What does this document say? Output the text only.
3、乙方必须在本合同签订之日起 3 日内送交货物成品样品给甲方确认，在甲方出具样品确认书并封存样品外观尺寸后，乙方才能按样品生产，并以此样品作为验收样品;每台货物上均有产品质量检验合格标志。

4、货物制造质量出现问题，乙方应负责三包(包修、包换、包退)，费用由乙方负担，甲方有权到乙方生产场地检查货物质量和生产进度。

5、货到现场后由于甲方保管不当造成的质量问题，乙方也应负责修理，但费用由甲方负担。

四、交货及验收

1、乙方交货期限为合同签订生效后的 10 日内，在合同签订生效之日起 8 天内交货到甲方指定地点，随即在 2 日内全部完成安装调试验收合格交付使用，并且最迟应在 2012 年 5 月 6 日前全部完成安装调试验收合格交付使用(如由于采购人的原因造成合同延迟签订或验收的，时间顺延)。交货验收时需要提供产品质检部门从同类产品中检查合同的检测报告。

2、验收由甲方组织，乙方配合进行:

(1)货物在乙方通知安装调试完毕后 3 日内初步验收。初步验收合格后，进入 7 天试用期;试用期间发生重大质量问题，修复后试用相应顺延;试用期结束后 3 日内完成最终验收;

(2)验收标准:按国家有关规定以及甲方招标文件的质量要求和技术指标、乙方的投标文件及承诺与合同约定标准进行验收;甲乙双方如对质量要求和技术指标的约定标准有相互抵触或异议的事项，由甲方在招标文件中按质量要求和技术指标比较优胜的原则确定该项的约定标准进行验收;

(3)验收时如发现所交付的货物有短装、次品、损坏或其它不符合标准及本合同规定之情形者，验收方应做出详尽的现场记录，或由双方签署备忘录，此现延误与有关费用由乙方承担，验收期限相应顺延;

- WHAT YOU NEED TO DO:
Reproduce all the records precisely.

- RESULT FOR THIS EXERCISE:
What does this document say? Output the text only.
3、乙方必须在本合同签订之日起 3 日内送交货物成品样品给甲方确认，在甲方出具样品确认书并封存样品外观尺寸后，乙方才能按样品生产，并以此样品作为验收样品;每台货物上均有产品质量检验合格标志。

4、货物制造质量出现问题，乙方应负责三包(包修、包换、包退)，费用由乙方负担，甲方有权到乙方生产场地检查货物质量和生产进度。

5、货到现场后由于甲方保管不当造成的质量问题，乙方也应负责修理，但费用由甲方负担。

四、交货及验收

1、乙方交货期限为合同签订生效后的 10 日内，在合同签订生效之日起 8 天内交货到甲方指定地点，随即在 2 日内全部完成安装调试验收合格交付使用，并且最迟应在 2012 年 5 月 6 日前全部完成安装调试验收合格交付使用(如由于采购人的原因造成合同延迟签订或验收的，时间顺延)。交货验收时需要提供产品质检部门从同类产品中检查合同的检测报告。

2、验收由甲方组织，乙方配合进行:

(1)货物在乙方通知安装调试完毕后 3 日内初步验收。初步验收合格后，进入 7 天试用期;试用期间发生重大质量问题，修复后试用相应顺延;试用期结束后 3 日内完成最终验收;

(2)验收标准:按国家有关规定以及甲方招标文件的质量要求和技术指标、乙方的投标文件及承诺与合同约定标准进行验收;甲乙双方如对质量要求和技术指标的约定标准有相互抵触或异议的事项，由甲方在招标文件中按质量要求和技术指标比较优胜的原则确定该项的约定标准进行验收;

(3)验收时如发现所交付的货物有短装、次品、损坏或其它不符合标准及本合同规定之情形者，验收方应做出详尽的现场记录，或由双方签署备忘录，此现延误与有关费用由乙方承担，验收期限相应顺延;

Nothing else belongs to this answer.